*Instructions for the task*. Set down each of the following lines verbatim, leaving every character unchanged.
──────── Extracted data
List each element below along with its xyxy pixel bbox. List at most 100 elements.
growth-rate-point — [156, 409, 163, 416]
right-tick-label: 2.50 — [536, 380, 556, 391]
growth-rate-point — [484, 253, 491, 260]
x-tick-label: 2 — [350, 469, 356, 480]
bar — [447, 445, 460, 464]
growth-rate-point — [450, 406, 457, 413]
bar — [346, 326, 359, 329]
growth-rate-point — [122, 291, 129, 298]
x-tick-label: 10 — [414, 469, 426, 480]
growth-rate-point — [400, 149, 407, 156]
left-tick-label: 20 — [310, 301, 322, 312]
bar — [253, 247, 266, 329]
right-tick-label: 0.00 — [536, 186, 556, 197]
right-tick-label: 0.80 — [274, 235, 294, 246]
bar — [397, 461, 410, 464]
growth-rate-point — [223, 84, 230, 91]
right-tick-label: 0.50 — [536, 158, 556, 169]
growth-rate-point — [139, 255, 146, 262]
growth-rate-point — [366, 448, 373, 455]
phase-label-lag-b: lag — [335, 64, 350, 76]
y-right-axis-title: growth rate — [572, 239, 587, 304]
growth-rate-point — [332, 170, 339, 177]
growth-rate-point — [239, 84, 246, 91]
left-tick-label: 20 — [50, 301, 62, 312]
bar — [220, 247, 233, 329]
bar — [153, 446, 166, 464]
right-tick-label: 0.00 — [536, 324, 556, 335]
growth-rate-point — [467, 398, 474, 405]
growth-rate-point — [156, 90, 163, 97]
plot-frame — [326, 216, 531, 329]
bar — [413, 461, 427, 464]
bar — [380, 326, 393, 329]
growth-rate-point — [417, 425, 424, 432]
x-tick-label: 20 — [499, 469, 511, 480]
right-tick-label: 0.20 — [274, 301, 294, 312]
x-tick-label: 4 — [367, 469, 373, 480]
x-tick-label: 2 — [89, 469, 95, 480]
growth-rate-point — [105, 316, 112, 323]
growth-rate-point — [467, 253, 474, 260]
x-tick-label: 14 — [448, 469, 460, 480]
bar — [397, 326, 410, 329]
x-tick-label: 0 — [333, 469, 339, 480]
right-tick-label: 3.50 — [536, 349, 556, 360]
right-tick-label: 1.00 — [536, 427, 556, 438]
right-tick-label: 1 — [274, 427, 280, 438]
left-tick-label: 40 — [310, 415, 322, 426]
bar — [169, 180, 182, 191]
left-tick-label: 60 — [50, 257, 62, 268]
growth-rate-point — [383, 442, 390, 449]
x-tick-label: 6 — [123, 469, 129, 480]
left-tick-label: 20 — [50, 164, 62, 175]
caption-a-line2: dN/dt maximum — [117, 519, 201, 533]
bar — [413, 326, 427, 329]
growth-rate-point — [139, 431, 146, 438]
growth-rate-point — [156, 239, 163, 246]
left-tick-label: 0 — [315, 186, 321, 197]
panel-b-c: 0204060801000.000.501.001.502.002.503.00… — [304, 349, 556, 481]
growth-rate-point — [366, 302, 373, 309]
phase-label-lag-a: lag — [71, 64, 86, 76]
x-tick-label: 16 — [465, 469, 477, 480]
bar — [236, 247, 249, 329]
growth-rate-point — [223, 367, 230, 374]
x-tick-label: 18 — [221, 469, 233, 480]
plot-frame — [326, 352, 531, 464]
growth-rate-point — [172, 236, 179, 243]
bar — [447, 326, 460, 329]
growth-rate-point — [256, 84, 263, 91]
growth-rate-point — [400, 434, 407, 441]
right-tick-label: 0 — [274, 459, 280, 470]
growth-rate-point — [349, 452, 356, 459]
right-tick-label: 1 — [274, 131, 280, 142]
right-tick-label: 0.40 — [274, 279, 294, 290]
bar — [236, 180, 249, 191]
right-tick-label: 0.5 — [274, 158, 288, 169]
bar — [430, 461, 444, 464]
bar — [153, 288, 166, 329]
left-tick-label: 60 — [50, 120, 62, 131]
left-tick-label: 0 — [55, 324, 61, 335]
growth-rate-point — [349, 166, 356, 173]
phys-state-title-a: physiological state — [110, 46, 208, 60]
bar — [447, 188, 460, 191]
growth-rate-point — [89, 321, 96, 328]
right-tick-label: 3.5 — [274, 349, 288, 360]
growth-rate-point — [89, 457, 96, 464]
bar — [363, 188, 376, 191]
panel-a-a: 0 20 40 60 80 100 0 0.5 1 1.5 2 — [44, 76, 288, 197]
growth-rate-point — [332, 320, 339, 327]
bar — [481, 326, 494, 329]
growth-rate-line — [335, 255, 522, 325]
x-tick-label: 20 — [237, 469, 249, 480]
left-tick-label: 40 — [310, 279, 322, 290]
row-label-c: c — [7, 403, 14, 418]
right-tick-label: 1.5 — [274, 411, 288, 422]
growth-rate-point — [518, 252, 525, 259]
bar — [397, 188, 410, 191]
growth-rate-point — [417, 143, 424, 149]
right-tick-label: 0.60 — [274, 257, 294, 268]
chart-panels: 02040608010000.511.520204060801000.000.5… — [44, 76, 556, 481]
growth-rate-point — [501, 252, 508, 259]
────────────────
*Correct result*.
List each element below along with its xyxy pixel bbox. List at most 100 elements.
growth-rate-point — [156, 409, 163, 416]
right-tick-label: 2.50 — [536, 380, 556, 391]
growth-rate-point — [484, 253, 491, 260]
x-tick-label: 2 — [350, 469, 356, 480]
bar — [447, 445, 460, 464]
growth-rate-point — [450, 406, 457, 413]
bar — [346, 326, 359, 329]
growth-rate-point — [122, 291, 129, 298]
x-tick-label: 10 — [414, 469, 426, 480]
growth-rate-point — [400, 149, 407, 156]
left-tick-label: 20 — [310, 301, 322, 312]
bar — [253, 247, 266, 329]
right-tick-label: 0.00 — [536, 186, 556, 197]
right-tick-label: 0.80 — [274, 235, 294, 246]
bar — [397, 461, 410, 464]
growth-rate-point — [223, 84, 230, 91]
right-tick-label: 0.50 — [536, 158, 556, 169]
growth-rate-point — [139, 255, 146, 262]
growth-rate-point — [366, 448, 373, 455]
phase-label-lag-b: lag — [335, 64, 350, 76]
y-right-axis-title: growth rate — [572, 239, 587, 304]
growth-rate-point — [332, 170, 339, 177]
growth-rate-point — [239, 84, 246, 91]
left-tick-label: 20 — [50, 301, 62, 312]
bar — [220, 247, 233, 329]
bar — [153, 446, 166, 464]
right-tick-label: 0.00 — [536, 324, 556, 335]
growth-rate-point — [467, 398, 474, 405]
growth-rate-point — [156, 90, 163, 97]
plot-frame — [326, 216, 531, 329]
bar — [413, 461, 427, 464]
bar — [380, 326, 393, 329]
growth-rate-point — [417, 425, 424, 432]
x-tick-label: 20 — [499, 469, 511, 480]
right-tick-label: 0.20 — [274, 301, 294, 312]
x-tick-label: 4 — [367, 469, 373, 480]
x-tick-label: 2 — [89, 469, 95, 480]
growth-rate-point — [105, 316, 112, 323]
growth-rate-point — [467, 253, 474, 260]
x-tick-label: 14 — [448, 469, 460, 480]
bar — [397, 326, 410, 329]
x-tick-label: 0 — [333, 469, 339, 480]
right-tick-label: 3.50 — [536, 349, 556, 360]
right-tick-label: 1.00 — [536, 427, 556, 438]
right-tick-label: 1 — [274, 427, 280, 438]
left-tick-label: 40 — [310, 415, 322, 426]
bar — [169, 180, 182, 191]
left-tick-label: 60 — [50, 257, 62, 268]
growth-rate-point — [383, 442, 390, 449]
x-tick-label: 6 — [123, 469, 129, 480]
left-tick-label: 20 — [50, 164, 62, 175]
caption-a-line2: dN/dt maximum — [117, 519, 201, 533]
bar — [413, 326, 427, 329]
growth-rate-point — [139, 431, 146, 438]
growth-rate-point — [156, 239, 163, 246]
left-tick-label: 0 — [315, 186, 321, 197]
panel-b-c: 0204060801000.000.501.001.502.002.503.00… — [304, 349, 556, 481]
growth-rate-point — [366, 302, 373, 309]
phase-label-lag-a: lag — [71, 64, 86, 76]
x-tick-label: 16 — [465, 469, 477, 480]
bar — [236, 247, 249, 329]
growth-rate-point — [223, 367, 230, 374]
x-tick-label: 18 — [221, 469, 233, 480]
plot-frame — [326, 352, 531, 464]
growth-rate-point — [172, 236, 179, 243]
bar — [447, 326, 460, 329]
growth-rate-point — [256, 84, 263, 91]
growth-rate-point — [400, 434, 407, 441]
right-tick-label: 0 — [274, 459, 280, 470]
growth-rate-point — [349, 452, 356, 459]
right-tick-label: 1 — [274, 131, 280, 142]
right-tick-label: 0.40 — [274, 279, 294, 290]
bar — [236, 180, 249, 191]
right-tick-label: 0.5 — [274, 158, 288, 169]
bar — [430, 461, 444, 464]
bar — [153, 288, 166, 329]
left-tick-label: 60 — [50, 120, 62, 131]
left-tick-label: 0 — [55, 324, 61, 335]
growth-rate-point — [349, 166, 356, 173]
phys-state-title-a: physiological state — [110, 46, 208, 60]
bar — [447, 188, 460, 191]
growth-rate-point — [89, 321, 96, 328]
right-tick-label: 3.5 — [274, 349, 288, 360]
growth-rate-point — [89, 457, 96, 464]
bar — [363, 188, 376, 191]
panel-a-a: 0 20 40 60 80 100 0 0.5 1 1.5 2 — [44, 76, 288, 197]
growth-rate-point — [332, 320, 339, 327]
bar — [481, 326, 494, 329]
growth-rate-line — [335, 255, 522, 325]
x-tick-label: 20 — [237, 469, 249, 480]
left-tick-label: 40 — [310, 279, 322, 290]
row-label-c: c — [7, 403, 14, 418]
right-tick-label: 1.5 — [274, 411, 288, 422]
growth-rate-point — [518, 252, 525, 259]
bar — [397, 188, 410, 191]
growth-rate-point — [417, 143, 424, 149]
right-tick-label: 0.60 — [274, 257, 294, 268]
chart-panels: 02040608010000.511.520204060801000.000.5… — [44, 76, 556, 481]
growth-rate-point — [501, 252, 508, 259]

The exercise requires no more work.